Entries from a visual dataset:
★ ★ ★ ★

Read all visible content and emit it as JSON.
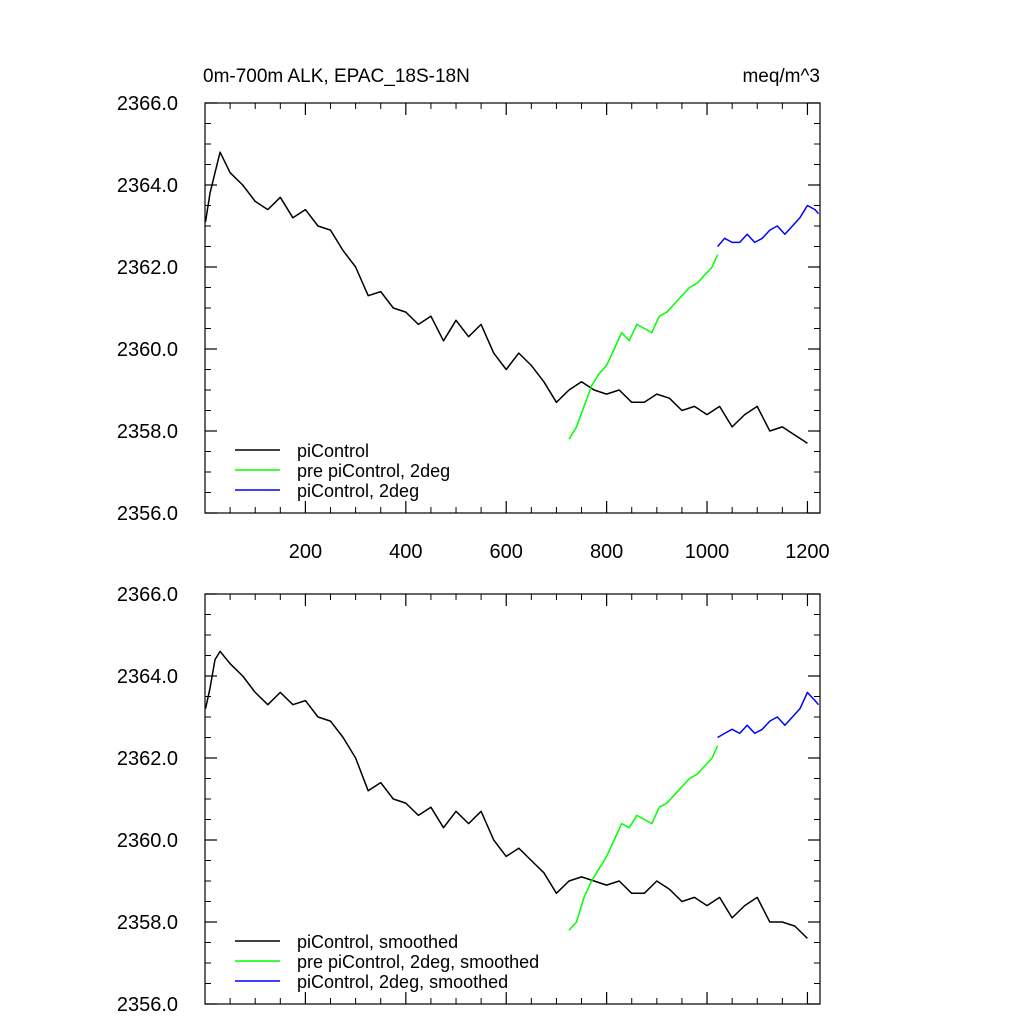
{
  "chart_data": [
    {
      "type": "line",
      "title": "0m-700m ALK, EPAC_18S-18N",
      "units": "meq/m^3",
      "xlim": [
        0,
        1225
      ],
      "ylim": [
        2356,
        2366
      ],
      "xticks": [
        200,
        400,
        600,
        800,
        1000,
        1200
      ],
      "xtick_labels": [
        "200",
        "400",
        "600",
        "800",
        "1000",
        "1200"
      ],
      "yticks": [
        2356,
        2358,
        2360,
        2362,
        2364,
        2366
      ],
      "ytick_labels": [
        "2356.0",
        "2358.0",
        "2360.0",
        "2362.0",
        "2364.0",
        "2366.0"
      ],
      "legend_position": "bottom-left",
      "grid": false,
      "series": [
        {
          "name": "piControl",
          "color": "#000000",
          "x": [
            1,
            10,
            20,
            30,
            50,
            75,
            100,
            125,
            150,
            175,
            200,
            225,
            250,
            275,
            300,
            325,
            350,
            375,
            400,
            425,
            450,
            475,
            500,
            525,
            550,
            575,
            600,
            625,
            650,
            675,
            700,
            725,
            750,
            775,
            800,
            825,
            850,
            875,
            900,
            925,
            950,
            975,
            1000,
            1025,
            1050,
            1075,
            1100,
            1125,
            1150,
            1175,
            1200
          ],
          "y": [
            2363.1,
            2363.8,
            2364.3,
            2364.8,
            2364.3,
            2364.0,
            2363.6,
            2363.4,
            2363.7,
            2363.2,
            2363.4,
            2363.0,
            2362.9,
            2362.4,
            2362.0,
            2361.3,
            2361.4,
            2361.0,
            2360.9,
            2360.6,
            2360.8,
            2360.2,
            2360.7,
            2360.3,
            2360.6,
            2359.9,
            2359.5,
            2359.9,
            2359.6,
            2359.2,
            2358.7,
            2359.0,
            2359.2,
            2359.0,
            2358.9,
            2359.0,
            2358.7,
            2358.7,
            2358.9,
            2358.8,
            2358.5,
            2358.6,
            2358.4,
            2358.6,
            2358.1,
            2358.4,
            2358.6,
            2358.0,
            2358.1,
            2357.9,
            2357.7
          ]
        },
        {
          "name": "pre piControl, 2deg",
          "color": "#00ff00",
          "x": [
            725,
            740,
            755,
            770,
            785,
            800,
            815,
            830,
            845,
            860,
            875,
            890,
            905,
            920,
            935,
            950,
            965,
            980,
            995,
            1010,
            1021
          ],
          "y": [
            2357.8,
            2358.1,
            2358.6,
            2359.1,
            2359.4,
            2359.6,
            2360.0,
            2360.4,
            2360.2,
            2360.6,
            2360.5,
            2360.4,
            2360.8,
            2360.9,
            2361.1,
            2361.3,
            2361.5,
            2361.6,
            2361.8,
            2362.0,
            2362.3
          ]
        },
        {
          "name": "piControl, 2deg",
          "color": "#0000ff",
          "x": [
            1021,
            1035,
            1050,
            1065,
            1080,
            1095,
            1110,
            1125,
            1140,
            1155,
            1170,
            1185,
            1200,
            1215,
            1222
          ],
          "y": [
            2362.5,
            2362.7,
            2362.6,
            2362.6,
            2362.8,
            2362.6,
            2362.7,
            2362.9,
            2363.0,
            2362.8,
            2363.0,
            2363.2,
            2363.5,
            2363.4,
            2363.3
          ]
        }
      ]
    },
    {
      "type": "line",
      "xlim": [
        0,
        1225
      ],
      "ylim": [
        2356,
        2366
      ],
      "xticks": [
        200,
        400,
        600,
        800,
        1000,
        1200
      ],
      "yticks": [
        2356,
        2358,
        2360,
        2362,
        2364,
        2366
      ],
      "ytick_labels": [
        "2356.0",
        "2358.0",
        "2360.0",
        "2362.0",
        "2364.0",
        "2366.0"
      ],
      "legend_position": "bottom-left",
      "grid": false,
      "series": [
        {
          "name": "piControl, smoothed",
          "color": "#000000",
          "x": [
            1,
            10,
            20,
            30,
            50,
            75,
            100,
            125,
            150,
            175,
            200,
            225,
            250,
            275,
            300,
            325,
            350,
            375,
            400,
            425,
            450,
            475,
            500,
            525,
            550,
            575,
            600,
            625,
            650,
            675,
            700,
            725,
            750,
            775,
            800,
            825,
            850,
            875,
            900,
            925,
            950,
            975,
            1000,
            1025,
            1050,
            1075,
            1100,
            1125,
            1150,
            1175,
            1200
          ],
          "y": [
            2363.2,
            2363.7,
            2364.4,
            2364.6,
            2364.3,
            2364.0,
            2363.6,
            2363.3,
            2363.6,
            2363.3,
            2363.4,
            2363.0,
            2362.9,
            2362.5,
            2362.0,
            2361.2,
            2361.4,
            2361.0,
            2360.9,
            2360.6,
            2360.8,
            2360.3,
            2360.7,
            2360.4,
            2360.7,
            2360.0,
            2359.6,
            2359.8,
            2359.5,
            2359.2,
            2358.7,
            2359.0,
            2359.1,
            2359.0,
            2358.9,
            2359.0,
            2358.7,
            2358.7,
            2359.0,
            2358.8,
            2358.5,
            2358.6,
            2358.4,
            2358.6,
            2358.1,
            2358.4,
            2358.6,
            2358.0,
            2358.0,
            2357.9,
            2357.6
          ]
        },
        {
          "name": "pre piControl, 2deg, smoothed",
          "color": "#00ff00",
          "x": [
            725,
            740,
            755,
            770,
            785,
            800,
            815,
            830,
            845,
            860,
            875,
            890,
            905,
            920,
            935,
            950,
            965,
            980,
            995,
            1010,
            1021
          ],
          "y": [
            2357.8,
            2358.0,
            2358.6,
            2359.0,
            2359.3,
            2359.6,
            2360.0,
            2360.4,
            2360.3,
            2360.6,
            2360.5,
            2360.4,
            2360.8,
            2360.9,
            2361.1,
            2361.3,
            2361.5,
            2361.6,
            2361.8,
            2362.0,
            2362.3
          ]
        },
        {
          "name": "piControl, 2deg, smoothed",
          "color": "#0000ff",
          "x": [
            1021,
            1035,
            1050,
            1065,
            1080,
            1095,
            1110,
            1125,
            1140,
            1155,
            1170,
            1185,
            1200,
            1215,
            1222
          ],
          "y": [
            2362.5,
            2362.6,
            2362.7,
            2362.6,
            2362.8,
            2362.6,
            2362.7,
            2362.9,
            2363.0,
            2362.8,
            2363.0,
            2363.2,
            2363.6,
            2363.4,
            2363.3
          ]
        }
      ]
    }
  ]
}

★ ★ ★ ★

# WORK TO DO
Without the pictures, reproduce every line of the records above exactly.

# EXERCISE SOLUTION
Read all visible content and emit it as JSON.
{
  "chart_data": [
    {
      "type": "line",
      "title": "0m-700m ALK, EPAC_18S-18N",
      "units": "meq/m^3",
      "xlim": [
        0,
        1225
      ],
      "ylim": [
        2356,
        2366
      ],
      "xticks": [
        200,
        400,
        600,
        800,
        1000,
        1200
      ],
      "xtick_labels": [
        "200",
        "400",
        "600",
        "800",
        "1000",
        "1200"
      ],
      "yticks": [
        2356,
        2358,
        2360,
        2362,
        2364,
        2366
      ],
      "ytick_labels": [
        "2356.0",
        "2358.0",
        "2360.0",
        "2362.0",
        "2364.0",
        "2366.0"
      ],
      "legend_position": "bottom-left",
      "grid": false,
      "series": [
        {
          "name": "piControl",
          "color": "#000000",
          "x": [
            1,
            10,
            20,
            30,
            50,
            75,
            100,
            125,
            150,
            175,
            200,
            225,
            250,
            275,
            300,
            325,
            350,
            375,
            400,
            425,
            450,
            475,
            500,
            525,
            550,
            575,
            600,
            625,
            650,
            675,
            700,
            725,
            750,
            775,
            800,
            825,
            850,
            875,
            900,
            925,
            950,
            975,
            1000,
            1025,
            1050,
            1075,
            1100,
            1125,
            1150,
            1175,
            1200
          ],
          "y": [
            2363.1,
            2363.8,
            2364.3,
            2364.8,
            2364.3,
            2364.0,
            2363.6,
            2363.4,
            2363.7,
            2363.2,
            2363.4,
            2363.0,
            2362.9,
            2362.4,
            2362.0,
            2361.3,
            2361.4,
            2361.0,
            2360.9,
            2360.6,
            2360.8,
            2360.2,
            2360.7,
            2360.3,
            2360.6,
            2359.9,
            2359.5,
            2359.9,
            2359.6,
            2359.2,
            2358.7,
            2359.0,
            2359.2,
            2359.0,
            2358.9,
            2359.0,
            2358.7,
            2358.7,
            2358.9,
            2358.8,
            2358.5,
            2358.6,
            2358.4,
            2358.6,
            2358.1,
            2358.4,
            2358.6,
            2358.0,
            2358.1,
            2357.9,
            2357.7
          ]
        },
        {
          "name": "pre piControl, 2deg",
          "color": "#00ff00",
          "x": [
            725,
            740,
            755,
            770,
            785,
            800,
            815,
            830,
            845,
            860,
            875,
            890,
            905,
            920,
            935,
            950,
            965,
            980,
            995,
            1010,
            1021
          ],
          "y": [
            2357.8,
            2358.1,
            2358.6,
            2359.1,
            2359.4,
            2359.6,
            2360.0,
            2360.4,
            2360.2,
            2360.6,
            2360.5,
            2360.4,
            2360.8,
            2360.9,
            2361.1,
            2361.3,
            2361.5,
            2361.6,
            2361.8,
            2362.0,
            2362.3
          ]
        },
        {
          "name": "piControl, 2deg",
          "color": "#0000ff",
          "x": [
            1021,
            1035,
            1050,
            1065,
            1080,
            1095,
            1110,
            1125,
            1140,
            1155,
            1170,
            1185,
            1200,
            1215,
            1222
          ],
          "y": [
            2362.5,
            2362.7,
            2362.6,
            2362.6,
            2362.8,
            2362.6,
            2362.7,
            2362.9,
            2363.0,
            2362.8,
            2363.0,
            2363.2,
            2363.5,
            2363.4,
            2363.3
          ]
        }
      ]
    },
    {
      "type": "line",
      "xlim": [
        0,
        1225
      ],
      "ylim": [
        2356,
        2366
      ],
      "xticks": [
        200,
        400,
        600,
        800,
        1000,
        1200
      ],
      "yticks": [
        2356,
        2358,
        2360,
        2362,
        2364,
        2366
      ],
      "ytick_labels": [
        "2356.0",
        "2358.0",
        "2360.0",
        "2362.0",
        "2364.0",
        "2366.0"
      ],
      "legend_position": "bottom-left",
      "grid": false,
      "series": [
        {
          "name": "piControl, smoothed",
          "color": "#000000",
          "x": [
            1,
            10,
            20,
            30,
            50,
            75,
            100,
            125,
            150,
            175,
            200,
            225,
            250,
            275,
            300,
            325,
            350,
            375,
            400,
            425,
            450,
            475,
            500,
            525,
            550,
            575,
            600,
            625,
            650,
            675,
            700,
            725,
            750,
            775,
            800,
            825,
            850,
            875,
            900,
            925,
            950,
            975,
            1000,
            1025,
            1050,
            1075,
            1100,
            1125,
            1150,
            1175,
            1200
          ],
          "y": [
            2363.2,
            2363.7,
            2364.4,
            2364.6,
            2364.3,
            2364.0,
            2363.6,
            2363.3,
            2363.6,
            2363.3,
            2363.4,
            2363.0,
            2362.9,
            2362.5,
            2362.0,
            2361.2,
            2361.4,
            2361.0,
            2360.9,
            2360.6,
            2360.8,
            2360.3,
            2360.7,
            2360.4,
            2360.7,
            2360.0,
            2359.6,
            2359.8,
            2359.5,
            2359.2,
            2358.7,
            2359.0,
            2359.1,
            2359.0,
            2358.9,
            2359.0,
            2358.7,
            2358.7,
            2359.0,
            2358.8,
            2358.5,
            2358.6,
            2358.4,
            2358.6,
            2358.1,
            2358.4,
            2358.6,
            2358.0,
            2358.0,
            2357.9,
            2357.6
          ]
        },
        {
          "name": "pre piControl, 2deg, smoothed",
          "color": "#00ff00",
          "x": [
            725,
            740,
            755,
            770,
            785,
            800,
            815,
            830,
            845,
            860,
            875,
            890,
            905,
            920,
            935,
            950,
            965,
            980,
            995,
            1010,
            1021
          ],
          "y": [
            2357.8,
            2358.0,
            2358.6,
            2359.0,
            2359.3,
            2359.6,
            2360.0,
            2360.4,
            2360.3,
            2360.6,
            2360.5,
            2360.4,
            2360.8,
            2360.9,
            2361.1,
            2361.3,
            2361.5,
            2361.6,
            2361.8,
            2362.0,
            2362.3
          ]
        },
        {
          "name": "piControl, 2deg, smoothed",
          "color": "#0000ff",
          "x": [
            1021,
            1035,
            1050,
            1065,
            1080,
            1095,
            1110,
            1125,
            1140,
            1155,
            1170,
            1185,
            1200,
            1215,
            1222
          ],
          "y": [
            2362.5,
            2362.6,
            2362.7,
            2362.6,
            2362.8,
            2362.6,
            2362.7,
            2362.9,
            2363.0,
            2362.8,
            2363.0,
            2363.2,
            2363.6,
            2363.4,
            2363.3
          ]
        }
      ]
    }
  ]
}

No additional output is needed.